Exercise brief: Search the entries for the word "Find" and pull out each line that has it.

Provided records:
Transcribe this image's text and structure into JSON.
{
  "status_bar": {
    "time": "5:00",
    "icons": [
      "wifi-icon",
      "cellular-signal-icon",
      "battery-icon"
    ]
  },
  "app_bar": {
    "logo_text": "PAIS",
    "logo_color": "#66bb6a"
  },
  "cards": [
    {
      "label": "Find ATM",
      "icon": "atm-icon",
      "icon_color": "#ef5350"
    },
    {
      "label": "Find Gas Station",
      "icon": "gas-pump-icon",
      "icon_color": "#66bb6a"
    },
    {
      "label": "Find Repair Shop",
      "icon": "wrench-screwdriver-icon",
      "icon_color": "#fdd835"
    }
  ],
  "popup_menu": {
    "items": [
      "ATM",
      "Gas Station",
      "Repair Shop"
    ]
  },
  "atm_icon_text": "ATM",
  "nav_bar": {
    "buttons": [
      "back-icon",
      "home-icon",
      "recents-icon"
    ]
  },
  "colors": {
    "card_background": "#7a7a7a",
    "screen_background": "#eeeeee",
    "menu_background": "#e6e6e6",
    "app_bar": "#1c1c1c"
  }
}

Right answer:
      "label": "Find ATM",
      "label": "Find Gas Station",
      "label": "Find Repair Shop",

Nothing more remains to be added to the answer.